Objective: Every line containing the word "межбюджетных" needs to be found and copied.

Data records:
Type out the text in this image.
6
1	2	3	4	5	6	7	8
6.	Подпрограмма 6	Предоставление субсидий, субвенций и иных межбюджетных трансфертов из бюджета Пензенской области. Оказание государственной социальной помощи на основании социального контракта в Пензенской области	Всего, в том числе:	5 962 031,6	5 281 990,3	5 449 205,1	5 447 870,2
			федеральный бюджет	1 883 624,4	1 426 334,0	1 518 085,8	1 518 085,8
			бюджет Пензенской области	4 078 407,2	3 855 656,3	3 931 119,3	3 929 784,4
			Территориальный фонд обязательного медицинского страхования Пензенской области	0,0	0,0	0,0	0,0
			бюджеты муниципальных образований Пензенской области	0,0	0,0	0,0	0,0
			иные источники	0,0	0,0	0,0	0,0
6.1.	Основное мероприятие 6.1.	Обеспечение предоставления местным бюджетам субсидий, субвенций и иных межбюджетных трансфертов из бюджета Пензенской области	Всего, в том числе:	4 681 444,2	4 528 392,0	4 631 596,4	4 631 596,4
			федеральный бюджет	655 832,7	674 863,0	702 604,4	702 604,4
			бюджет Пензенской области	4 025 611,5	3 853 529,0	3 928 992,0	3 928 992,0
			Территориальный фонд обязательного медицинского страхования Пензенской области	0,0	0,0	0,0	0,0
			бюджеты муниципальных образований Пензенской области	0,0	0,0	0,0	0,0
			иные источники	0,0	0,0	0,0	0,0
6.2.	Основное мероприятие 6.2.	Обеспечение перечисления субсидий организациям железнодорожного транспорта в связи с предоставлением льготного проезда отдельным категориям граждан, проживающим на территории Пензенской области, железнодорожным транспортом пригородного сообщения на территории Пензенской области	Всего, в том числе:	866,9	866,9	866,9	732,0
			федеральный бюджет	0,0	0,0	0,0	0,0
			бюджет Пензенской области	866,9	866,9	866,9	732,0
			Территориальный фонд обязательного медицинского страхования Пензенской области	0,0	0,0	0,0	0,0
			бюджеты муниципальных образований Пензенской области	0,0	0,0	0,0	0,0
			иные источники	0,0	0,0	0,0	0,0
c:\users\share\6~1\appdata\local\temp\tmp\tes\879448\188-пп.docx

Correct result:
6.	Подпрограмма 6	Предоставление субсидий, субвенций и иных межбюджетных трансфертов из бюджета Пензенской области. Оказание государственной социальной помощи на основании социального контракта в Пензенской области	Всего, в том числе:	5 962 031,6	5 281 990,3	5 449 205,1	5 447 870,2
6.1.	Основное мероприятие 6.1.	Обеспечение предоставления местным бюджетам субсидий, субвенций и иных межбюджетных трансфертов из бюджета Пензенской области	Всего, в том числе:	4 681 444,2	4 528 392,0	4 631 596,4	4 631 596,4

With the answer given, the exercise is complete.